▶ Task statement
Leave out the pictures and return every entry exactly as it appears.

-.-.-

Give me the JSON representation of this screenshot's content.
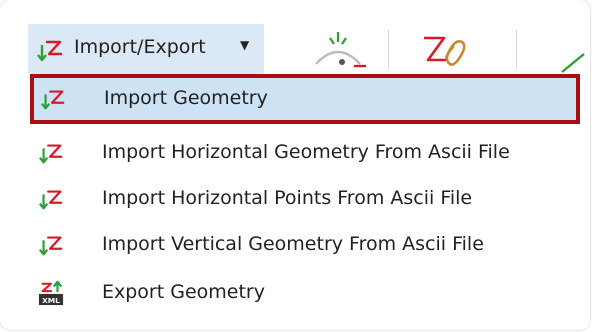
{
  "toolbar": {
    "dropdown_label": "Import/Export",
    "dropdown_caret": "▼",
    "dropdown_icon": "import-geometry-icon",
    "buttons": [
      {
        "icon": "compass-icon"
      },
      {
        "icon": "geometry-attach-icon"
      }
    ]
  },
  "menu": {
    "items": [
      {
        "label": "Import Geometry",
        "icon": "import-geometry-icon",
        "selected": true
      },
      {
        "label": "Import Horizontal Geometry From Ascii File",
        "icon": "import-geometry-icon",
        "selected": false
      },
      {
        "label": "Import Horizontal Points From Ascii File",
        "icon": "import-geometry-icon",
        "selected": false
      },
      {
        "label": "Import Vertical Geometry From Ascii File",
        "icon": "import-geometry-icon",
        "selected": false
      },
      {
        "label": "Export Geometry",
        "icon": "export-xml-icon",
        "selected": false
      }
    ]
  },
  "colors": {
    "selection_bg": "#cde3f4",
    "selection_border": "#a50f15",
    "dropdown_bg": "#dbe8f5",
    "icon_red": "#d7192a",
    "icon_green": "#2e9e3a"
  }
}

-.-.-

▶ The output
Give me the JSON representation of this screenshot's content.
{
  "toolbar": {
    "dropdown_label": "Import/Export",
    "dropdown_caret": "▼",
    "dropdown_icon": "import-geometry-icon",
    "buttons": [
      {
        "icon": "compass-icon"
      },
      {
        "icon": "geometry-attach-icon"
      }
    ]
  },
  "menu": {
    "items": [
      {
        "label": "Import Geometry",
        "icon": "import-geometry-icon",
        "selected": true
      },
      {
        "label": "Import Horizontal Geometry From Ascii File",
        "icon": "import-geometry-icon",
        "selected": false
      },
      {
        "label": "Import Horizontal Points From Ascii File",
        "icon": "import-geometry-icon",
        "selected": false
      },
      {
        "label": "Import Vertical Geometry From Ascii File",
        "icon": "import-geometry-icon",
        "selected": false
      },
      {
        "label": "Export Geometry",
        "icon": "export-xml-icon",
        "selected": false
      }
    ]
  },
  "colors": {
    "selection_bg": "#cde3f4",
    "selection_border": "#a50f15",
    "dropdown_bg": "#dbe8f5",
    "icon_red": "#d7192a",
    "icon_green": "#2e9e3a"
  }
}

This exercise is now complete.